• _Work to do_:
Omit the images, then print each record below exactly as it reads.

• _Dataset extract_:
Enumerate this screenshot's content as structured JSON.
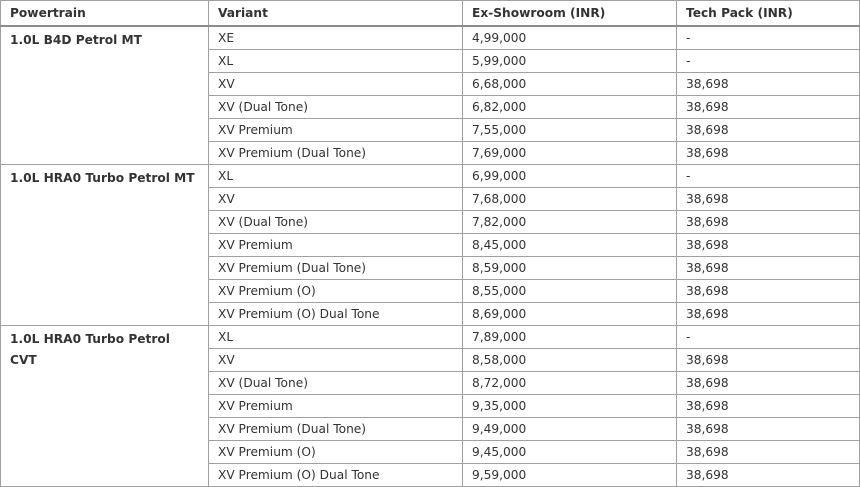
{
  "headers": [
    "Powertrain",
    "Variant",
    "Ex-Showroom (INR)",
    "Tech Pack (INR)"
  ],
  "groups": [
    {
      "powertrain": "1.0L B4D Petrol MT",
      "rows": [
        [
          "XE",
          "4,99,000",
          "-"
        ],
        [
          "XL",
          "5,99,000",
          "-"
        ],
        [
          "XV",
          "6,68,000",
          "38,698"
        ],
        [
          "XV (Dual Tone)",
          "6,82,000",
          "38,698"
        ],
        [
          "XV Premium",
          "7,55,000",
          "38,698"
        ],
        [
          "XV Premium (Dual Tone)",
          "7,69,000",
          "38,698"
        ]
      ]
    },
    {
      "powertrain": "1.0L HRA0 Turbo Petrol MT",
      "rows": [
        [
          "XL",
          "6,99,000",
          "-"
        ],
        [
          "XV",
          "7,68,000",
          "38,698"
        ],
        [
          "XV (Dual Tone)",
          "7,82,000",
          "38,698"
        ],
        [
          "XV Premium",
          "8,45,000",
          "38,698"
        ],
        [
          "XV Premium (Dual Tone)",
          "8,59,000",
          "38,698"
        ],
        [
          "XV Premium (O)",
          "8,55,000",
          "38,698"
        ],
        [
          "XV Premium (O) Dual Tone",
          "8,69,000",
          "38,698"
        ]
      ]
    },
    {
      "powertrain": "1.0L HRA0 Turbo Petrol CVT",
      "rows": [
        [
          "XL",
          "7,89,000",
          "-"
        ],
        [
          "XV",
          "8,58,000",
          "38,698"
        ],
        [
          "XV (Dual Tone)",
          "8,72,000",
          "38,698"
        ],
        [
          "XV Premium",
          "9,35,000",
          "38,698"
        ],
        [
          "XV Premium (Dual Tone)",
          "9,49,000",
          "38,698"
        ],
        [
          "XV Premium (O)",
          "9,45,000",
          "38,698"
        ],
        [
          "XV Premium (O) Dual Tone",
          "9,59,000",
          "38,698"
        ]
      ]
    }
  ]
}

• _Response_:
Enumerate this screenshot's content as structured JSON.
{
  "headers": [
    "Powertrain",
    "Variant",
    "Ex-Showroom (INR)",
    "Tech Pack (INR)"
  ],
  "groups": [
    {
      "powertrain": "1.0L B4D Petrol MT",
      "rows": [
        [
          "XE",
          "4,99,000",
          "-"
        ],
        [
          "XL",
          "5,99,000",
          "-"
        ],
        [
          "XV",
          "6,68,000",
          "38,698"
        ],
        [
          "XV (Dual Tone)",
          "6,82,000",
          "38,698"
        ],
        [
          "XV Premium",
          "7,55,000",
          "38,698"
        ],
        [
          "XV Premium (Dual Tone)",
          "7,69,000",
          "38,698"
        ]
      ]
    },
    {
      "powertrain": "1.0L HRA0 Turbo Petrol MT",
      "rows": [
        [
          "XL",
          "6,99,000",
          "-"
        ],
        [
          "XV",
          "7,68,000",
          "38,698"
        ],
        [
          "XV (Dual Tone)",
          "7,82,000",
          "38,698"
        ],
        [
          "XV Premium",
          "8,45,000",
          "38,698"
        ],
        [
          "XV Premium (Dual Tone)",
          "8,59,000",
          "38,698"
        ],
        [
          "XV Premium (O)",
          "8,55,000",
          "38,698"
        ],
        [
          "XV Premium (O) Dual Tone",
          "8,69,000",
          "38,698"
        ]
      ]
    },
    {
      "powertrain": "1.0L HRA0 Turbo Petrol CVT",
      "rows": [
        [
          "XL",
          "7,89,000",
          "-"
        ],
        [
          "XV",
          "8,58,000",
          "38,698"
        ],
        [
          "XV (Dual Tone)",
          "8,72,000",
          "38,698"
        ],
        [
          "XV Premium",
          "9,35,000",
          "38,698"
        ],
        [
          "XV Premium (Dual Tone)",
          "9,49,000",
          "38,698"
        ],
        [
          "XV Premium (O)",
          "9,45,000",
          "38,698"
        ],
        [
          "XV Premium (O) Dual Tone",
          "9,59,000",
          "38,698"
        ]
      ]
    }
  ]
}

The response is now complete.